• Stored data:

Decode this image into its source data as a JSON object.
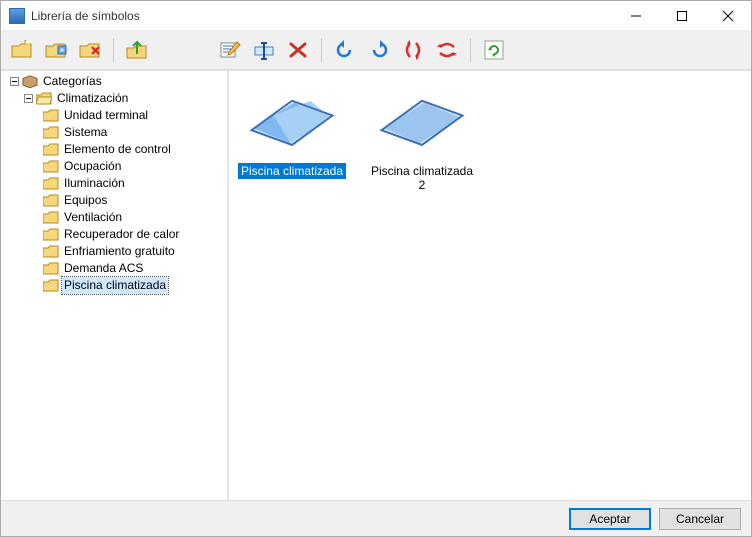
{
  "window": {
    "title": "Librería de símbolos"
  },
  "tree": {
    "root": "Categorías",
    "group": "Climatización",
    "items": [
      "Unidad terminal",
      "Sistema",
      "Elemento de control",
      "Ocupación",
      "Iluminación",
      "Equipos",
      "Ventilación",
      "Recuperador de calor",
      "Enfriamiento gratuito",
      "Demanda ACS",
      "Piscina climatizada"
    ],
    "selected_index": 10
  },
  "symbols": [
    {
      "label": "Piscina climatizada",
      "selected": true
    },
    {
      "label": "Piscina climatizada 2",
      "selected": false
    }
  ],
  "footer": {
    "accept": "Aceptar",
    "cancel": "Cancelar"
  }
}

• What you should do: Omit each picture, then return all of the listing exactly as it stands.

• Exercise response:
Decode this image into its source data as a JSON object.
{
  "window": {
    "title": "Librería de símbolos"
  },
  "tree": {
    "root": "Categorías",
    "group": "Climatización",
    "items": [
      "Unidad terminal",
      "Sistema",
      "Elemento de control",
      "Ocupación",
      "Iluminación",
      "Equipos",
      "Ventilación",
      "Recuperador de calor",
      "Enfriamiento gratuito",
      "Demanda ACS",
      "Piscina climatizada"
    ],
    "selected_index": 10
  },
  "symbols": [
    {
      "label": "Piscina climatizada",
      "selected": true
    },
    {
      "label": "Piscina climatizada 2",
      "selected": false
    }
  ],
  "footer": {
    "accept": "Aceptar",
    "cancel": "Cancelar"
  }
}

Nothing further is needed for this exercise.